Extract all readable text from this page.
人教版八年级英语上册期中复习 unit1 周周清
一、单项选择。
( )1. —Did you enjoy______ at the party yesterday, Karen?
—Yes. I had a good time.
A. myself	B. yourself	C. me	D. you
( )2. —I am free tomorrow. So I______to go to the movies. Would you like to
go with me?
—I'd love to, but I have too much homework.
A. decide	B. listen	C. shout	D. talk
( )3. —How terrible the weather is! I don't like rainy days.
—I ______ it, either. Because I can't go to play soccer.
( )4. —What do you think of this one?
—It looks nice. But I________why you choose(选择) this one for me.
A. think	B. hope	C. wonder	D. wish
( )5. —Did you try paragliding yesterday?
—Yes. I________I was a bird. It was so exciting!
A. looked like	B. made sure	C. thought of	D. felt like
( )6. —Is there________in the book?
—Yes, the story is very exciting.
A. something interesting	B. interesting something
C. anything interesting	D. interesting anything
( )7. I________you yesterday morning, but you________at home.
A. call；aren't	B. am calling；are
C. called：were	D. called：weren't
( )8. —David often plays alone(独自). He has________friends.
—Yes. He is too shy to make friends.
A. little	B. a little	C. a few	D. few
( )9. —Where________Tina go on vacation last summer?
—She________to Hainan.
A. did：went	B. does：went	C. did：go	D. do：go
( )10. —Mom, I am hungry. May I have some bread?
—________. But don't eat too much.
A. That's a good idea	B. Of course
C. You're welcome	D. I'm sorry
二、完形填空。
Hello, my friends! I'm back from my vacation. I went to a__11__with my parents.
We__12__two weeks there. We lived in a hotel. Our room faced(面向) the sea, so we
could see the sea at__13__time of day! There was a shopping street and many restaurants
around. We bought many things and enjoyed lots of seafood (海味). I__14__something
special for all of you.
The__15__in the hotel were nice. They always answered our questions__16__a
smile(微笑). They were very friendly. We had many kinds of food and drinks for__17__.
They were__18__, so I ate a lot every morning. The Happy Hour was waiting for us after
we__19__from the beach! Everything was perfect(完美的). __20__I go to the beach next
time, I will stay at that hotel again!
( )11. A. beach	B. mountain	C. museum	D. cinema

========

> **WORK TO DO**
The entries above must be returned exactly.

> **TASK RESPONSE**
Extract all readable text from this page.
人教版八年级英语上册期中复习 unit1 周周清
一、单项选择。
( )1. —Did you enjoy______ at the party yesterday, Karen?
—Yes. I had a good time.
A. myself	B. yourself	C. me	D. you
( )2. —I am free tomorrow. So I______to go to the movies. Would you like to
go with me?
—I'd love to, but I have too much homework.
A. decide	B. listen	C. shout	D. talk
( )3. —How terrible the weather is! I don't like rainy days.
—I ______ it, either. Because I can't go to play soccer.
( )4. —What do you think of this one?
—It looks nice. But I________why you choose(选择) this one for me.
A. think	B. hope	C. wonder	D. wish
( )5. —Did you try paragliding yesterday?
—Yes. I________I was a bird. It was so exciting!
A. looked like	B. made sure	C. thought of	D. felt like
( )6. —Is there________in the book?
—Yes, the story is very exciting.
A. something interesting	B. interesting something
C. anything interesting	D. interesting anything
( )7. I________you yesterday morning, but you________at home.
A. call；aren't	B. am calling；are
C. called：were	D. called：weren't
( )8. —David often plays alone(独自). He has________friends.
—Yes. He is too shy to make friends.
A. little	B. a little	C. a few	D. few
( )9. —Where________Tina go on vacation last summer?
—She________to Hainan.
A. did：went	B. does：went	C. did：go	D. do：go
( )10. —Mom, I am hungry. May I have some bread?
—________. But don't eat too much.
A. That's a good idea	B. Of course
C. You're welcome	D. I'm sorry
二、完形填空。
Hello, my friends! I'm back from my vacation. I went to a__11__with my parents.
We__12__two weeks there. We lived in a hotel. Our room faced(面向) the sea, so we
could see the sea at__13__time of day! There was a shopping street and many restaurants
around. We bought many things and enjoyed lots of seafood (海味). I__14__something
special for all of you.
The__15__in the hotel were nice. They always answered our questions__16__a
smile(微笑). They were very friendly. We had many kinds of food and drinks for__17__.
They were__18__, so I ate a lot every morning. The Happy Hour was waiting for us after
we__19__from the beach! Everything was perfect(完美的). __20__I go to the beach next
time, I will stay at that hotel again!
( )11. A. beach	B. mountain	C. museum	D. cinema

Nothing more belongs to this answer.